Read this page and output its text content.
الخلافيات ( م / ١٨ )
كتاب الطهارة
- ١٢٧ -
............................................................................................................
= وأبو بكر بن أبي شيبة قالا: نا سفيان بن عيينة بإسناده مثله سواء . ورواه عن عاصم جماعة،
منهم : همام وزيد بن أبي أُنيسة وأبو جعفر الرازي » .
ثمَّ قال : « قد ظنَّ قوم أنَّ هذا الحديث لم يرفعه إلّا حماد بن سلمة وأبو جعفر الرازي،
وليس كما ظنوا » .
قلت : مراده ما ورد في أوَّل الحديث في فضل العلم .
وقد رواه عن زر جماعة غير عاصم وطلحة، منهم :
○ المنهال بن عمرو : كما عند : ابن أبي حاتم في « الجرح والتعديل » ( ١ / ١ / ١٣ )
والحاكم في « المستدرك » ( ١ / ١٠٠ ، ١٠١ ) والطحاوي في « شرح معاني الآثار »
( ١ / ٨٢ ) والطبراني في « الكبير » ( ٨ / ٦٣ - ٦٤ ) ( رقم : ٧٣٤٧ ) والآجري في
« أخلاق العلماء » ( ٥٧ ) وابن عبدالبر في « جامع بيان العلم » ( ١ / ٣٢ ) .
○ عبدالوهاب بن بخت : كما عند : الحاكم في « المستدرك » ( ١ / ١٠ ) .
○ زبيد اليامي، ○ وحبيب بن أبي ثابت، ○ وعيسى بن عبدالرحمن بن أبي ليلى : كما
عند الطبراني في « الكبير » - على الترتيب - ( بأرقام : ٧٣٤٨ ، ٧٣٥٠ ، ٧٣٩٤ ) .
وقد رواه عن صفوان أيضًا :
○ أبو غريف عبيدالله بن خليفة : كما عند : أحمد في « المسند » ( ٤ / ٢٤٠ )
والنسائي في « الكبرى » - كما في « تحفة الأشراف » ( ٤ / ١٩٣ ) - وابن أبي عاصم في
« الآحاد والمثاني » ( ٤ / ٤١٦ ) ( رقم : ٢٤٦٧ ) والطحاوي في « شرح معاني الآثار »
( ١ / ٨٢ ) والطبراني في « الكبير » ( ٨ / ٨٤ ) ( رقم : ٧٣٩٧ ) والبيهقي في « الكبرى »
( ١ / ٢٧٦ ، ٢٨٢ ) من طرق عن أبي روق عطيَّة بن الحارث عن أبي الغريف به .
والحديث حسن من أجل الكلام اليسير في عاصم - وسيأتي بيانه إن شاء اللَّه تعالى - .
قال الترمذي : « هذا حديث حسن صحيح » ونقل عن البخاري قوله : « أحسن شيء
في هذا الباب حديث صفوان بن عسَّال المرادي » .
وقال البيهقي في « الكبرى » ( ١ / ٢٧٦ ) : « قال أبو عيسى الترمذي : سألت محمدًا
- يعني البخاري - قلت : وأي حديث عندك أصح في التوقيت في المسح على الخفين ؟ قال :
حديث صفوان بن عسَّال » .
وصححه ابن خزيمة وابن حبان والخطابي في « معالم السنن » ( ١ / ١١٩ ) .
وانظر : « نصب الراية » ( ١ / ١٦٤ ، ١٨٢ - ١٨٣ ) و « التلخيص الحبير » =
==*==
- WHAT YOU ARE ASKED TO DO
Write out the whole listing again. Match it word for word.

- CORRECT RESPONSE
Read this page and output its text content.
الخلافيات ( م / ١٨ )
كتاب الطهارة
- ١٢٧ -
............................................................................................................
= وأبو بكر بن أبي شيبة قالا: نا سفيان بن عيينة بإسناده مثله سواء . ورواه عن عاصم جماعة،
منهم : همام وزيد بن أبي أُنيسة وأبو جعفر الرازي » .
ثمَّ قال : « قد ظنَّ قوم أنَّ هذا الحديث لم يرفعه إلّا حماد بن سلمة وأبو جعفر الرازي،
وليس كما ظنوا » .
قلت : مراده ما ورد في أوَّل الحديث في فضل العلم .
وقد رواه عن زر جماعة غير عاصم وطلحة، منهم :
○ المنهال بن عمرو : كما عند : ابن أبي حاتم في « الجرح والتعديل » ( ١ / ١ / ١٣ )
والحاكم في « المستدرك » ( ١ / ١٠٠ ، ١٠١ ) والطحاوي في « شرح معاني الآثار »
( ١ / ٨٢ ) والطبراني في « الكبير » ( ٨ / ٦٣ - ٦٤ ) ( رقم : ٧٣٤٧ ) والآجري في
« أخلاق العلماء » ( ٥٧ ) وابن عبدالبر في « جامع بيان العلم » ( ١ / ٣٢ ) .
○ عبدالوهاب بن بخت : كما عند : الحاكم في « المستدرك » ( ١ / ١٠ ) .
○ زبيد اليامي، ○ وحبيب بن أبي ثابت، ○ وعيسى بن عبدالرحمن بن أبي ليلى : كما
عند الطبراني في « الكبير » - على الترتيب - ( بأرقام : ٧٣٤٨ ، ٧٣٥٠ ، ٧٣٩٤ ) .
وقد رواه عن صفوان أيضًا :
○ أبو غريف عبيدالله بن خليفة : كما عند : أحمد في « المسند » ( ٤ / ٢٤٠ )
والنسائي في « الكبرى » - كما في « تحفة الأشراف » ( ٤ / ١٩٣ ) - وابن أبي عاصم في
« الآحاد والمثاني » ( ٤ / ٤١٦ ) ( رقم : ٢٤٦٧ ) والطحاوي في « شرح معاني الآثار »
( ١ / ٨٢ ) والطبراني في « الكبير » ( ٨ / ٨٤ ) ( رقم : ٧٣٩٧ ) والبيهقي في « الكبرى »
( ١ / ٢٧٦ ، ٢٨٢ ) من طرق عن أبي روق عطيَّة بن الحارث عن أبي الغريف به .
والحديث حسن من أجل الكلام اليسير في عاصم - وسيأتي بيانه إن شاء اللَّه تعالى - .
قال الترمذي : « هذا حديث حسن صحيح » ونقل عن البخاري قوله : « أحسن شيء
في هذا الباب حديث صفوان بن عسَّال المرادي » .
وقال البيهقي في « الكبرى » ( ١ / ٢٧٦ ) : « قال أبو عيسى الترمذي : سألت محمدًا
- يعني البخاري - قلت : وأي حديث عندك أصح في التوقيت في المسح على الخفين ؟ قال :
حديث صفوان بن عسَّال » .
وصححه ابن خزيمة وابن حبان والخطابي في « معالم السنن » ( ١ / ١١٩ ) .
وانظر : « نصب الراية » ( ١ / ١٦٤ ، ١٨٢ - ١٨٣ ) و « التلخيص الحبير » =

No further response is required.